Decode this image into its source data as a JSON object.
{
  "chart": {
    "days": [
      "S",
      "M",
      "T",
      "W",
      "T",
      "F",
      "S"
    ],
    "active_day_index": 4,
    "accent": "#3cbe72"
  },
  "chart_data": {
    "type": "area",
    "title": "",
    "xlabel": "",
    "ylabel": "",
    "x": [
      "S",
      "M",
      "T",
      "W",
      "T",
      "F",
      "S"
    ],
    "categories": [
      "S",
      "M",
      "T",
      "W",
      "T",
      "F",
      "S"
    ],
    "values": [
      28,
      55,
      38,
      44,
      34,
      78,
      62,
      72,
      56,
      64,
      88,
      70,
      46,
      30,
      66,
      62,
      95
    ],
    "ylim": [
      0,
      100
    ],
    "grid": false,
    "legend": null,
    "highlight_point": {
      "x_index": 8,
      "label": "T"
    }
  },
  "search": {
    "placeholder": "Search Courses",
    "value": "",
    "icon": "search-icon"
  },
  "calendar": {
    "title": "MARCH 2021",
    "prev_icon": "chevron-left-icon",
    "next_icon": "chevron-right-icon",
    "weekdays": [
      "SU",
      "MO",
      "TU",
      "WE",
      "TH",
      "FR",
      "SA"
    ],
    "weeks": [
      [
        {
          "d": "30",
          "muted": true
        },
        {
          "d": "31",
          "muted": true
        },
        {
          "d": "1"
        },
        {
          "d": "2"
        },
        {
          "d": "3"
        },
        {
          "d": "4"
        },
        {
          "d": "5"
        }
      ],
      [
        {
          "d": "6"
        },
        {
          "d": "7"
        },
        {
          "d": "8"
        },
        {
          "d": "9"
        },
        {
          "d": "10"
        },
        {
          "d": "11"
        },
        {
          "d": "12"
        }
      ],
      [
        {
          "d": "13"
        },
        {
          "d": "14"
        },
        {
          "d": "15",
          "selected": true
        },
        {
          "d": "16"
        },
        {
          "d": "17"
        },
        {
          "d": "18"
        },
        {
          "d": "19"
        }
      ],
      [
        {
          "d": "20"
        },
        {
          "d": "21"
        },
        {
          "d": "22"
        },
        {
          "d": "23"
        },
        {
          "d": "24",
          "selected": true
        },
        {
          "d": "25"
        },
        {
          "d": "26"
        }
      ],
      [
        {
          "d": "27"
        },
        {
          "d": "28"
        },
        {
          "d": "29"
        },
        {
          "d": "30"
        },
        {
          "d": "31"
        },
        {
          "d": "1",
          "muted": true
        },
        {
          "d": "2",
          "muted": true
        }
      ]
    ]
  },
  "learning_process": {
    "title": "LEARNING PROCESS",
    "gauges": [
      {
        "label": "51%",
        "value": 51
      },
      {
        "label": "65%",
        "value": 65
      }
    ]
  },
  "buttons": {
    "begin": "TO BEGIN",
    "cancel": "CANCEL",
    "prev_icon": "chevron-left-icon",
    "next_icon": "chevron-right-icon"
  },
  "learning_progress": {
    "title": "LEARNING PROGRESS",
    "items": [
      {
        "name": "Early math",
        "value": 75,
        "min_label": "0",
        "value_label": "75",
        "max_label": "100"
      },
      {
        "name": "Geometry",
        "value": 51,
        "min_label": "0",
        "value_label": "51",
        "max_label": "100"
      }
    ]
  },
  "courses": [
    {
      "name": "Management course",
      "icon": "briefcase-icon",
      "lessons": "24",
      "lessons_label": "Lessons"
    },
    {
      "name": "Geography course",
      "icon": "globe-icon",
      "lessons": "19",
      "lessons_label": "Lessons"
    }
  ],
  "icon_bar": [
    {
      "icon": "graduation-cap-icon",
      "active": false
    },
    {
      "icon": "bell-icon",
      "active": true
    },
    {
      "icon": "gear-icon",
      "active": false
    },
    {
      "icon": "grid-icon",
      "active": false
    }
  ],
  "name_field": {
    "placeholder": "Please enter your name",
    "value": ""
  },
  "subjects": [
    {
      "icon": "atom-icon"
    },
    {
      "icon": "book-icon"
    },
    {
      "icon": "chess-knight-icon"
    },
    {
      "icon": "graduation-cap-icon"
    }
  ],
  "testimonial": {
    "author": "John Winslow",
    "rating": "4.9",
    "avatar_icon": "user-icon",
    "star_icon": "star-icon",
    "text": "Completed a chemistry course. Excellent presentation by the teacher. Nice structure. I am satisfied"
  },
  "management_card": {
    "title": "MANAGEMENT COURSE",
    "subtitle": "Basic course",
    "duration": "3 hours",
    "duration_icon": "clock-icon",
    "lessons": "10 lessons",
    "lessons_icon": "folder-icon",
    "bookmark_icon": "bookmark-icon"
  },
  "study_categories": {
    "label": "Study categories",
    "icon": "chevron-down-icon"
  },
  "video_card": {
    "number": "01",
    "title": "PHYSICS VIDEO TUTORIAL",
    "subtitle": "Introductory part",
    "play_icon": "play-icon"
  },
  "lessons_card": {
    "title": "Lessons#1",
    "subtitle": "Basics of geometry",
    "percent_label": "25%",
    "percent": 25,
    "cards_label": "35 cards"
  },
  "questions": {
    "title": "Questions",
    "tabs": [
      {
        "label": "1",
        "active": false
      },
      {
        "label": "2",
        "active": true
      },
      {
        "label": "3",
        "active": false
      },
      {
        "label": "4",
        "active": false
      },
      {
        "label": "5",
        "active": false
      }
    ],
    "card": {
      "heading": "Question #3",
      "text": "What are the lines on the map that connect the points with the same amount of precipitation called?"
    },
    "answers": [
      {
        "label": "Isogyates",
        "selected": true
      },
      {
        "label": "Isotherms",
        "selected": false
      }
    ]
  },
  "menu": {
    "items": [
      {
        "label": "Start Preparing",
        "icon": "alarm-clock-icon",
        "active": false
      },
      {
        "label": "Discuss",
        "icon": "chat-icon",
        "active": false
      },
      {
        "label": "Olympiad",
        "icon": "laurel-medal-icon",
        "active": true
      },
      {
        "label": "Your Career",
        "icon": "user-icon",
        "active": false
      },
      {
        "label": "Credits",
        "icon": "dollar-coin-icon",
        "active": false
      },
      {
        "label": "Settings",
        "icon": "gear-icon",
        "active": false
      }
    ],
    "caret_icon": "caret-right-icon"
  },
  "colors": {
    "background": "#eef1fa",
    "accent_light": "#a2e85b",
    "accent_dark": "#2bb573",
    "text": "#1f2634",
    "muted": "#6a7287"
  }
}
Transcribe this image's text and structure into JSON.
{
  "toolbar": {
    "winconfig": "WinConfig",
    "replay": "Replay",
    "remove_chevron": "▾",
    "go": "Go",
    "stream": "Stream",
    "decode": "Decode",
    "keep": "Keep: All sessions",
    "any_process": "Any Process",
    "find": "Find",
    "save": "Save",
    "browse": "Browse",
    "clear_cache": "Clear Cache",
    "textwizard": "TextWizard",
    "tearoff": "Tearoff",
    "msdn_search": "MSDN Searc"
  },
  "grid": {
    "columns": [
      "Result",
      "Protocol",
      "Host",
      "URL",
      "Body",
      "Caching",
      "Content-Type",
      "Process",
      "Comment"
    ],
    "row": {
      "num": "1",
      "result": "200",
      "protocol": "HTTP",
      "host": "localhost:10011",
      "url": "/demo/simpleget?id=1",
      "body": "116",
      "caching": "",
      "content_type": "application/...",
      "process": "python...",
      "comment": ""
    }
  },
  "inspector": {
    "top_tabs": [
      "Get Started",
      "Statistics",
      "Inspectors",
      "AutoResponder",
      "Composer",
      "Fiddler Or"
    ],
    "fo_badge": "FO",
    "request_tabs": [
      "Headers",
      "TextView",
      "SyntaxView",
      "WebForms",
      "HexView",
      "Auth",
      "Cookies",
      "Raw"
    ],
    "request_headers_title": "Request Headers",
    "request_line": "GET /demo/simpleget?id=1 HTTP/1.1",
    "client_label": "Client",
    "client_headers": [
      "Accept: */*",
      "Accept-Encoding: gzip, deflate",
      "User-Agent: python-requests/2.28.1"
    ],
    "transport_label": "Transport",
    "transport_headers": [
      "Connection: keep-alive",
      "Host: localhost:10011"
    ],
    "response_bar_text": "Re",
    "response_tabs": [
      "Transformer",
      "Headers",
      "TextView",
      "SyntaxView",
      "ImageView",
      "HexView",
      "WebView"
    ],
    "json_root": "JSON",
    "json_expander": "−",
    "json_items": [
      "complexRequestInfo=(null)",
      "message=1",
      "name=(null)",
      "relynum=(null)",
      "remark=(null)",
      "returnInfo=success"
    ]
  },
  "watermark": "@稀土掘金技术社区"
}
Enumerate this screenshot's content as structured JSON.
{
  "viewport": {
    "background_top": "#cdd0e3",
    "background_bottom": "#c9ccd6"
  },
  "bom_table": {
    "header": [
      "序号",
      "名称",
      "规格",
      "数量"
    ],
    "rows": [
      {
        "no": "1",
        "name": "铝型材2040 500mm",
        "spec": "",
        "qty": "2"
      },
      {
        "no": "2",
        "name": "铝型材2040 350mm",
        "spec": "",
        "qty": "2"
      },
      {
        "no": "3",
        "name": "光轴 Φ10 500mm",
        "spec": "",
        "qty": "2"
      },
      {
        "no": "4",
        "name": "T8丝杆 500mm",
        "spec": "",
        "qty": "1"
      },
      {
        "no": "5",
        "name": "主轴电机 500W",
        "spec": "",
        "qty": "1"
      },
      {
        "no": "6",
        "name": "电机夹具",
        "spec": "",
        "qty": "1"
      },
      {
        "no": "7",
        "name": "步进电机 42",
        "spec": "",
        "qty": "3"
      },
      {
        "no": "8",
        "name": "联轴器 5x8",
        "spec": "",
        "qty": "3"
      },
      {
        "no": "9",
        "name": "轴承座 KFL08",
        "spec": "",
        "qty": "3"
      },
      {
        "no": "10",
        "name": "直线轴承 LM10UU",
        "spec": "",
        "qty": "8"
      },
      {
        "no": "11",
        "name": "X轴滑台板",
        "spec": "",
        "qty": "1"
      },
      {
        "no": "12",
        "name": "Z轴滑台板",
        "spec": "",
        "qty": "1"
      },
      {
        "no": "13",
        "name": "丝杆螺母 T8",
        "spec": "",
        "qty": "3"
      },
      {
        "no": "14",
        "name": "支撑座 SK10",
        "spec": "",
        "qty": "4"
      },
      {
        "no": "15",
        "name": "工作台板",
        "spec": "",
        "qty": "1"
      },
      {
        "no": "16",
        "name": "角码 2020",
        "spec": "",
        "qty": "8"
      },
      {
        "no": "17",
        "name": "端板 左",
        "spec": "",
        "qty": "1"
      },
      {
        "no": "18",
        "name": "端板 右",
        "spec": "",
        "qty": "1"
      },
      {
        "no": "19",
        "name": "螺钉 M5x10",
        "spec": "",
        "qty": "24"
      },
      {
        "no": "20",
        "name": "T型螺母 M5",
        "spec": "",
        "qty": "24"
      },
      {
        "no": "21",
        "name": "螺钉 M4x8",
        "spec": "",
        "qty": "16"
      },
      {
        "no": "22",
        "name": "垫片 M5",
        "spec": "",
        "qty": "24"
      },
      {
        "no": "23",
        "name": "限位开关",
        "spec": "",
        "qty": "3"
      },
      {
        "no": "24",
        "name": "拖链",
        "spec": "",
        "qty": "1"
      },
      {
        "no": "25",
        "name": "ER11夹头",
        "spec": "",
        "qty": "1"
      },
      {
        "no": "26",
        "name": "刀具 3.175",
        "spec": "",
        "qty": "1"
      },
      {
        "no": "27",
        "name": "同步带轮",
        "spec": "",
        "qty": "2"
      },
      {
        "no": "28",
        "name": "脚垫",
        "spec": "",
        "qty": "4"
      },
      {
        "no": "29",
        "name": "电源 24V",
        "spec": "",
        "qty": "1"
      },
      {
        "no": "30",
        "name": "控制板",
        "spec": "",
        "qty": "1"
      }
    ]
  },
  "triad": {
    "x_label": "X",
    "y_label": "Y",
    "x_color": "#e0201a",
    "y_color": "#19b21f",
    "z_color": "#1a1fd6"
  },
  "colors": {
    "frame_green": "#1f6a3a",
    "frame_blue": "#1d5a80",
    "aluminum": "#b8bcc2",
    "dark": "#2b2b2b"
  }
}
-.-.-
[Task details] In the entries above, identify each line that includes the string "this", then copy it.

[Written solution]
Decode this image into its source data as a JSON object.
Transcribe this image's text and structure into JSON.
Enumerate this screenshot's content as structured JSON.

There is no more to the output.